## Directive
Search the material below for the word "text". Copy every line that has it.

****************

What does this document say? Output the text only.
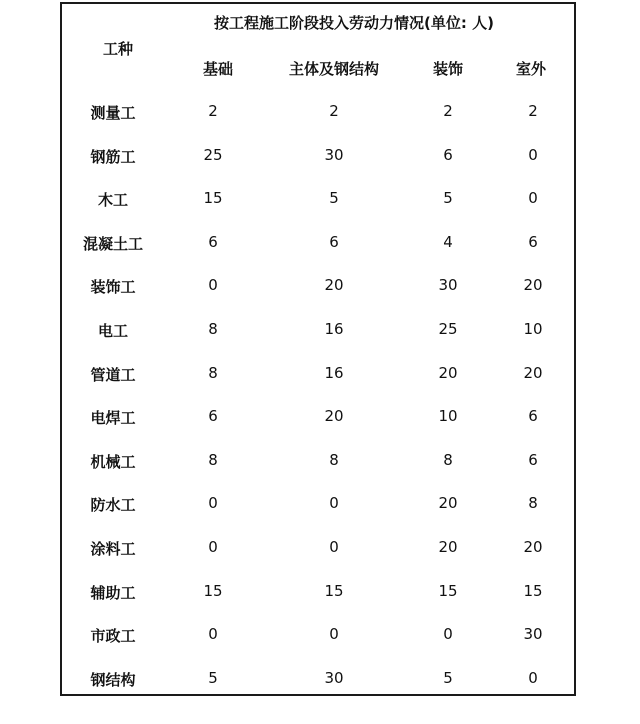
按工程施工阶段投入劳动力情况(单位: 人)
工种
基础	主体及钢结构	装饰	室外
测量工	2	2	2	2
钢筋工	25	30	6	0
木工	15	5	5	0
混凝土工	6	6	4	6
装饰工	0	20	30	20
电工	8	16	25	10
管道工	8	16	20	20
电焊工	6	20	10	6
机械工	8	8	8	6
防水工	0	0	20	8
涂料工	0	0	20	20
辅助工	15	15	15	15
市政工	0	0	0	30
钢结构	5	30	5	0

****************

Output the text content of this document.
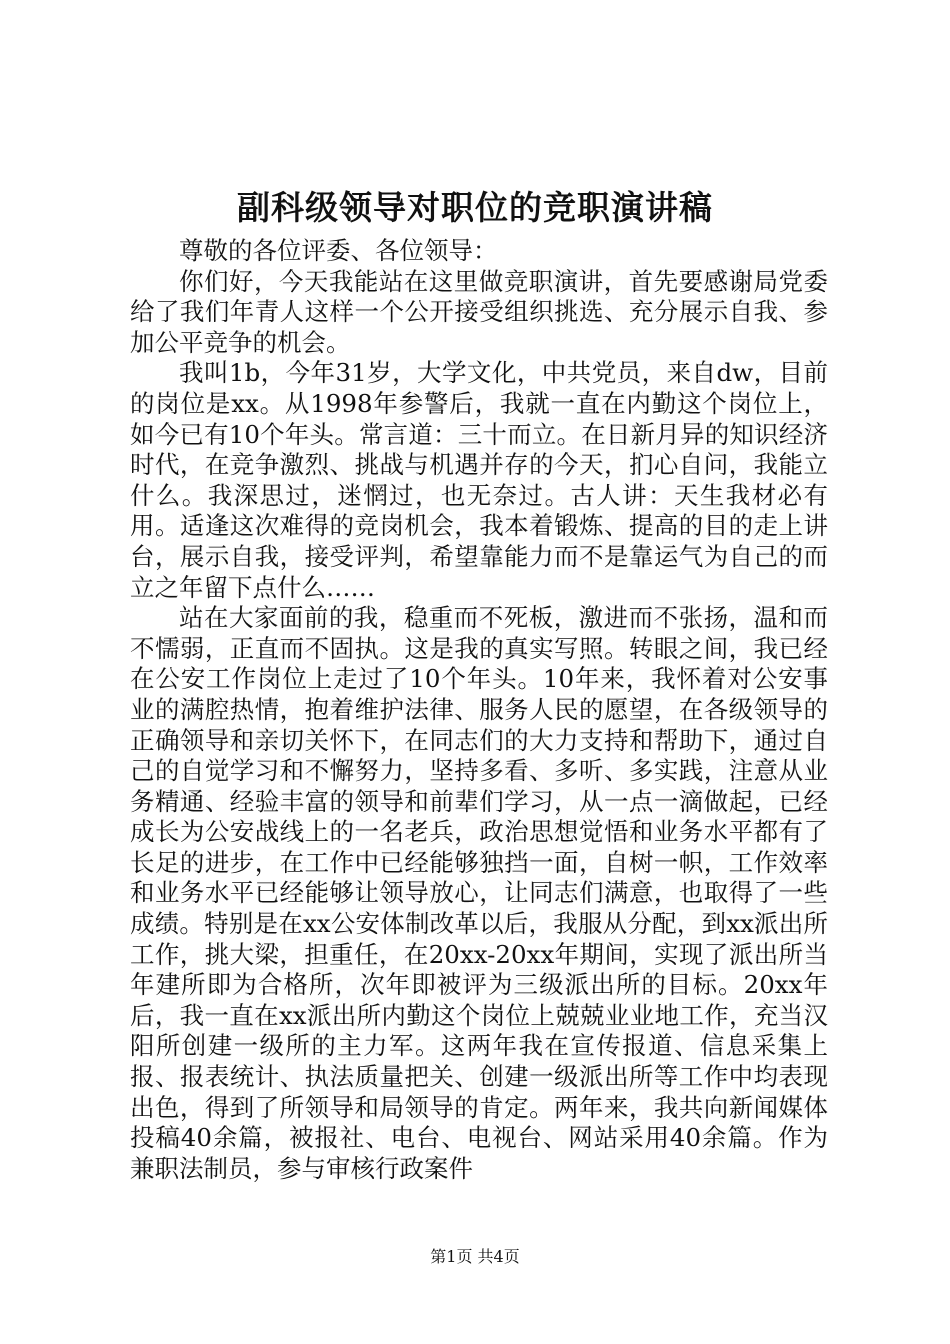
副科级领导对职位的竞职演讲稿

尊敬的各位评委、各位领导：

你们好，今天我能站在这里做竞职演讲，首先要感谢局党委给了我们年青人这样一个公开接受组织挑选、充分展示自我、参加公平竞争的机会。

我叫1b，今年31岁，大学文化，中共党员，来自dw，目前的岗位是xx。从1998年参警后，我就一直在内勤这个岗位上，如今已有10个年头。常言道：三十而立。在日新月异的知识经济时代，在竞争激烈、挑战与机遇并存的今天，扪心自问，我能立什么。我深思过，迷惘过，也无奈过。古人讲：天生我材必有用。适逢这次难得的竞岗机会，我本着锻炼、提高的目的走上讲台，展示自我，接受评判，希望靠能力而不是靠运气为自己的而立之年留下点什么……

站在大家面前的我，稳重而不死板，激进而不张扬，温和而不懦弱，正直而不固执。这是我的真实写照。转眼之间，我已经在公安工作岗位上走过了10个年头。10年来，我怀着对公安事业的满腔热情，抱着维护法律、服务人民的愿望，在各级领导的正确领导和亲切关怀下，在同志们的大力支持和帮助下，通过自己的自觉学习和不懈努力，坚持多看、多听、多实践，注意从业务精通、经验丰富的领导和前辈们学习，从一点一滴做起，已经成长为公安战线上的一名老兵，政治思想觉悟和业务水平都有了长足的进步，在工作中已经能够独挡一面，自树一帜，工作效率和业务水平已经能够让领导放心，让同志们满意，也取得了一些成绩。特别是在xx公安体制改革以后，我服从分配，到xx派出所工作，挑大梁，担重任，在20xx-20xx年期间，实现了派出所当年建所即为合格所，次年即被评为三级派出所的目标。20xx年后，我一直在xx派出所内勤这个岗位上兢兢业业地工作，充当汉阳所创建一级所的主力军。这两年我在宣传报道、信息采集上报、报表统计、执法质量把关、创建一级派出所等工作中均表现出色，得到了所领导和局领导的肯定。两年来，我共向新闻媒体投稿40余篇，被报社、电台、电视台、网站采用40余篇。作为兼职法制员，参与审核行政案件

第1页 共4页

****************

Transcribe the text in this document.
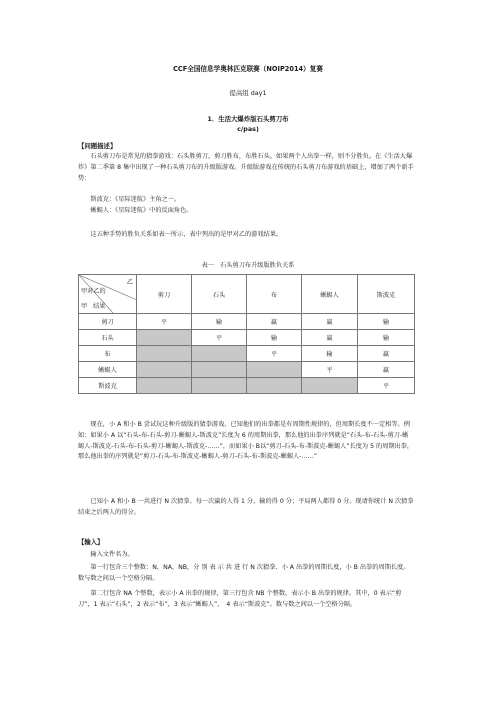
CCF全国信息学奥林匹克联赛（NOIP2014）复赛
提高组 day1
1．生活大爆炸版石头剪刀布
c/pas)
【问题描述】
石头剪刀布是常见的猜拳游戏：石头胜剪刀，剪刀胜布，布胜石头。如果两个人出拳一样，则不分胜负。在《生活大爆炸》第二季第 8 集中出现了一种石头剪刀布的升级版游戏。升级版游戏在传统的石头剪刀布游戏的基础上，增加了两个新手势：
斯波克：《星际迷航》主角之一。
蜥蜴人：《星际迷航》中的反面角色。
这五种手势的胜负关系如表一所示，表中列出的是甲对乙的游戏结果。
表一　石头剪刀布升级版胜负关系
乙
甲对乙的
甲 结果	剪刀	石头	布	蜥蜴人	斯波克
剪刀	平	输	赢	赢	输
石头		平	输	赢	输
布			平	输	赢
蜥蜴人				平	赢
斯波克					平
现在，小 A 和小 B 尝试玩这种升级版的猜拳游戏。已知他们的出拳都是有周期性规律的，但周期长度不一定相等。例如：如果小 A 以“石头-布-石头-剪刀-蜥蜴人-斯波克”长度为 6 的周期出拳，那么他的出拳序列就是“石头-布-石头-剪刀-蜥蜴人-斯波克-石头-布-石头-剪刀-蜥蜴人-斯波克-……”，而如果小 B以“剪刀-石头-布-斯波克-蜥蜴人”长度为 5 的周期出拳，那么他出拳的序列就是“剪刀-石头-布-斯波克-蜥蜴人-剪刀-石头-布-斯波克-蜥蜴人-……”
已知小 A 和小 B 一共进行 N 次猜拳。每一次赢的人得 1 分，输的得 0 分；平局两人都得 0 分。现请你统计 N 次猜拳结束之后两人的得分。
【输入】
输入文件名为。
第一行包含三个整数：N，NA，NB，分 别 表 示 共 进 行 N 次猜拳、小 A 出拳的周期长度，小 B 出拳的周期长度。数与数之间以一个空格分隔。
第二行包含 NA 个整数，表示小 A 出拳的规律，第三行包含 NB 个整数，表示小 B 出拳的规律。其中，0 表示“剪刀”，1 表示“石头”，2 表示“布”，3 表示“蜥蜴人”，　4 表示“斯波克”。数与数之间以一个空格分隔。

****************

## Task answer
What does this document say? Output the text only.
Output the text content of this document.
Transcribe the text in this document.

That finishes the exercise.